* Exercise *
Collect all lines from the listing that include the string "Monitoring".
──────── Data supplied
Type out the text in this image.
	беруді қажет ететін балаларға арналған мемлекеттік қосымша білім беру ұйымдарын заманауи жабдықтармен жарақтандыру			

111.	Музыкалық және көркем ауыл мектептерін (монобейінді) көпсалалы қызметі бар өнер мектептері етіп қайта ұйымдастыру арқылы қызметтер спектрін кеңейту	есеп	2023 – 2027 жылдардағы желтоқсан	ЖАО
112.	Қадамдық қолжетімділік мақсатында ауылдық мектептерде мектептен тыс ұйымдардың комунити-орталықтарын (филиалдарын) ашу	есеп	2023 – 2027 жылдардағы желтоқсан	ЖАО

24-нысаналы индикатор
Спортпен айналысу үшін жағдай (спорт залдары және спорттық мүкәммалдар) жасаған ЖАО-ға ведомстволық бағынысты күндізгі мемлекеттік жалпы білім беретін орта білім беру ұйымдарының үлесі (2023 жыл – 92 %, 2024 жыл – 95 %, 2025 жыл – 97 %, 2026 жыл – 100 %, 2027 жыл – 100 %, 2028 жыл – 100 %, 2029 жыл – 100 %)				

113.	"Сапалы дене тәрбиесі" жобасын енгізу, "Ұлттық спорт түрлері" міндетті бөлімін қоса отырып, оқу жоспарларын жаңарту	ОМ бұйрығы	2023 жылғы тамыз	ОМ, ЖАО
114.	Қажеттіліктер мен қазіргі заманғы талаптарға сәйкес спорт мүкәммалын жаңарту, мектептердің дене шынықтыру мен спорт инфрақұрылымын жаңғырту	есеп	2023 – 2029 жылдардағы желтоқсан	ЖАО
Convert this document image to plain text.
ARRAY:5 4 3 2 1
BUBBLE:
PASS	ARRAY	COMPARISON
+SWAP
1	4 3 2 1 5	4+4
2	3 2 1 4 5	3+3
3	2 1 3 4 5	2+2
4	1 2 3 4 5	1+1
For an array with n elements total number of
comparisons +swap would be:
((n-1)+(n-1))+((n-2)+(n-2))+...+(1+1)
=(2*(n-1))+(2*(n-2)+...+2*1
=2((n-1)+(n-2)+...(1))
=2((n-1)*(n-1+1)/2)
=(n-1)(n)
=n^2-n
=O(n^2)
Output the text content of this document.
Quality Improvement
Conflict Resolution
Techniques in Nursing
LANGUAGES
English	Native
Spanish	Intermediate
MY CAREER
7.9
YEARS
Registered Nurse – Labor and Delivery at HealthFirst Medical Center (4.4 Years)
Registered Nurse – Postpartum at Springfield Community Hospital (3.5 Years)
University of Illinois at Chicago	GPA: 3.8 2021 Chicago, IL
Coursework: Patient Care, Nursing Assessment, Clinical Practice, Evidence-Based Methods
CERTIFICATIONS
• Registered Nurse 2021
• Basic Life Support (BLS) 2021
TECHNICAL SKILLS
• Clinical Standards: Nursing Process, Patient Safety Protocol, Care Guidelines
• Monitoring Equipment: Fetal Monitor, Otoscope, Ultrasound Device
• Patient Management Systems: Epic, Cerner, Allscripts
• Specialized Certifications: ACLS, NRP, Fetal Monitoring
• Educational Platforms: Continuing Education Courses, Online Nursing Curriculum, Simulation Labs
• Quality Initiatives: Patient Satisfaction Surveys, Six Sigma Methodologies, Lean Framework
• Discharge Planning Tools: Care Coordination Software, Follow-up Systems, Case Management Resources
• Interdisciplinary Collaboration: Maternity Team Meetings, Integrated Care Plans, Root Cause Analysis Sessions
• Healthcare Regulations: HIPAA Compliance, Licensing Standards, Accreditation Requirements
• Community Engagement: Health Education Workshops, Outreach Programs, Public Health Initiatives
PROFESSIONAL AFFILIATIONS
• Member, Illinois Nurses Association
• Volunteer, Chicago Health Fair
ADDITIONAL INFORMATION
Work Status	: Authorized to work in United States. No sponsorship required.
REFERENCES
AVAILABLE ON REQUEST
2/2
────────────────
* Correct result *
• Monitoring Equipment: Fetal Monitor, Otoscope, Ultrasound Device
• Specialized Certifications: ACLS, NRP, Fetal Monitoring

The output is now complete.